> _Task data_:
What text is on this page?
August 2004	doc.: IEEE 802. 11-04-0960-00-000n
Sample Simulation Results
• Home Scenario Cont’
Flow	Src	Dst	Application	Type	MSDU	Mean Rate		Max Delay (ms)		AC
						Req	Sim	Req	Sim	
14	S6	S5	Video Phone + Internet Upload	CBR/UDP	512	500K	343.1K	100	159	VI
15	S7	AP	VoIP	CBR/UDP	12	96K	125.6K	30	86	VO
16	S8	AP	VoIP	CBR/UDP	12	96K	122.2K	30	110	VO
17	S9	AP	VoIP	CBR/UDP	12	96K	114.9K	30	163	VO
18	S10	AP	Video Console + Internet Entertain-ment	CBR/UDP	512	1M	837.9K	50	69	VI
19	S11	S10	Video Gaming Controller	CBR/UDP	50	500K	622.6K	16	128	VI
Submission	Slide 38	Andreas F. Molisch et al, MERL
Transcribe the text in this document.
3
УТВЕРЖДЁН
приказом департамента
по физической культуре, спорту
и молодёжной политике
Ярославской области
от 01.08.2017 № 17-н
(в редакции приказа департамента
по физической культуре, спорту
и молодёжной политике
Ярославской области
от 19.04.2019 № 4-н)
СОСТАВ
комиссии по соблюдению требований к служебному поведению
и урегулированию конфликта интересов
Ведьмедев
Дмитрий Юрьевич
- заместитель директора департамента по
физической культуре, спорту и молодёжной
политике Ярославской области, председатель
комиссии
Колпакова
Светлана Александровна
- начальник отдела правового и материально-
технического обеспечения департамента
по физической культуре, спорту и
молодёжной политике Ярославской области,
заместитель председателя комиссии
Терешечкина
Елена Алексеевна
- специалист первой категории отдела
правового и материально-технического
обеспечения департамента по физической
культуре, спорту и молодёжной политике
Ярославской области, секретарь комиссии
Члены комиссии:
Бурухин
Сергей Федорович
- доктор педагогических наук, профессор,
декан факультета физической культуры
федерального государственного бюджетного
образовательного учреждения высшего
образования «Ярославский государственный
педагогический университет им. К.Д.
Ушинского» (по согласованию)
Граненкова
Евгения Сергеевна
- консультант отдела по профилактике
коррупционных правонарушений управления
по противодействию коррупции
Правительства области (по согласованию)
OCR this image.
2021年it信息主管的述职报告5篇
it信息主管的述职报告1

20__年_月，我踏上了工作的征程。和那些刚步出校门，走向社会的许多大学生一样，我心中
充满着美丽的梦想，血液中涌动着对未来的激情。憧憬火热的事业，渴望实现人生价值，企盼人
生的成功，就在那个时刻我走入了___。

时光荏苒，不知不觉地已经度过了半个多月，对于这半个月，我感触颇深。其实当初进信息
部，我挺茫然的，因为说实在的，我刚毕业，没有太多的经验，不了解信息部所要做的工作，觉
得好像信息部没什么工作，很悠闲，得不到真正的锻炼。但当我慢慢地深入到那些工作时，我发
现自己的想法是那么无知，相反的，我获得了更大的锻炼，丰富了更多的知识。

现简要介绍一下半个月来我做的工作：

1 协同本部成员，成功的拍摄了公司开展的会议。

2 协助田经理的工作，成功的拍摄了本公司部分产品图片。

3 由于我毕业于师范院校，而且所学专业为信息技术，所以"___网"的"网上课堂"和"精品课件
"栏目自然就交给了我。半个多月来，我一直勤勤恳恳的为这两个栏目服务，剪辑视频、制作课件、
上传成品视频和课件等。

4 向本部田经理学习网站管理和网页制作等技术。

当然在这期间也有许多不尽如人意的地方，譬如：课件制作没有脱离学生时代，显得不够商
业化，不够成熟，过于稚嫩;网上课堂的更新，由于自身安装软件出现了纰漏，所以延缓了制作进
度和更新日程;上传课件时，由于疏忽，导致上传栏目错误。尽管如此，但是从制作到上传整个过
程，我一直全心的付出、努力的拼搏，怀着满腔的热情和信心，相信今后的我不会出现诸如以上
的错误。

> _Objective_: Copy the records above exactly as they appear.

> _Worked solution_:
What text is on this page?
August 2004	doc.: IEEE 802. 11-04-0960-00-000n
Sample Simulation Results
• Home Scenario Cont’
Flow	Src	Dst	Application	Type	MSDU	Mean Rate		Max Delay (ms)		AC
						Req	Sim	Req	Sim	
14	S6	S5	Video Phone + Internet Upload	CBR/UDP	512	500K	343.1K	100	159	VI
15	S7	AP	VoIP	CBR/UDP	12	96K	125.6K	30	86	VO
16	S8	AP	VoIP	CBR/UDP	12	96K	122.2K	30	110	VO
17	S9	AP	VoIP	CBR/UDP	12	96K	114.9K	30	163	VO
18	S10	AP	Video Console + Internet Entertain-ment	CBR/UDP	512	1M	837.9K	50	69	VI
19	S11	S10	Video Gaming Controller	CBR/UDP	50	500K	622.6K	16	128	VI
Submission	Slide 38	Andreas F. Molisch et al, MERL
Transcribe the text in this document.
3
УТВЕРЖДЁН
приказом департамента
по физической культуре, спорту
и молодёжной политике
Ярославской области
от 01.08.2017 № 17-н
(в редакции приказа департамента
по физической культуре, спорту
и молодёжной политике
Ярославской области
от 19.04.2019 № 4-н)
СОСТАВ
комиссии по соблюдению требований к служебному поведению
и урегулированию конфликта интересов
Ведьмедев
Дмитрий Юрьевич
- заместитель директора департамента по
физической культуре, спорту и молодёжной
политике Ярославской области, председатель
комиссии
Колпакова
Светлана Александровна
- начальник отдела правового и материально-
технического обеспечения департамента
по физической культуре, спорту и
молодёжной политике Ярославской области,
заместитель председателя комиссии
Терешечкина
Елена Алексеевна
- специалист первой категории отдела
правового и материально-технического
обеспечения департамента по физической
культуре, спорту и молодёжной политике
Ярославской области, секретарь комиссии
Члены комиссии:
Бурухин
Сергей Федорович
- доктор педагогических наук, профессор,
декан факультета физической культуры
федерального государственного бюджетного
образовательного учреждения высшего
образования «Ярославский государственный
педагогический университет им. К.Д.
Ушинского» (по согласованию)
Граненкова
Евгения Сергеевна
- консультант отдела по профилактике
коррупционных правонарушений управления
по противодействию коррупции
Правительства области (по согласованию)
OCR this image.
2021年it信息主管的述职报告5篇
it信息主管的述职报告1

20__年_月，我踏上了工作的征程。和那些刚步出校门，走向社会的许多大学生一样，我心中
充满着美丽的梦想，血液中涌动着对未来的激情。憧憬火热的事业，渴望实现人生价值，企盼人
生的成功，就在那个时刻我走入了___。

时光荏苒，不知不觉地已经度过了半个多月，对于这半个月，我感触颇深。其实当初进信息
部，我挺茫然的，因为说实在的，我刚毕业，没有太多的经验，不了解信息部所要做的工作，觉
得好像信息部没什么工作，很悠闲，得不到真正的锻炼。但当我慢慢地深入到那些工作时，我发
现自己的想法是那么无知，相反的，我获得了更大的锻炼，丰富了更多的知识。

现简要介绍一下半个月来我做的工作：

1 协同本部成员，成功的拍摄了公司开展的会议。

2 协助田经理的工作，成功的拍摄了本公司部分产品图片。

3 由于我毕业于师范院校，而且所学专业为信息技术，所以"___网"的"网上课堂"和"精品课件
"栏目自然就交给了我。半个多月来，我一直勤勤恳恳的为这两个栏目服务，剪辑视频、制作课件、
上传成品视频和课件等。

4 向本部田经理学习网站管理和网页制作等技术。

当然在这期间也有许多不尽如人意的地方，譬如：课件制作没有脱离学生时代，显得不够商
业化，不够成熟，过于稚嫩;网上课堂的更新，由于自身安装软件出现了纰漏，所以延缓了制作进
度和更新日程;上传课件时，由于疏忽，导致上传栏目错误。尽管如此，但是从制作到上传整个过
程，我一直全心的付出、努力的拼搏，怀着满腔的热情和信心，相信今后的我不会出现诸如以上
的错误。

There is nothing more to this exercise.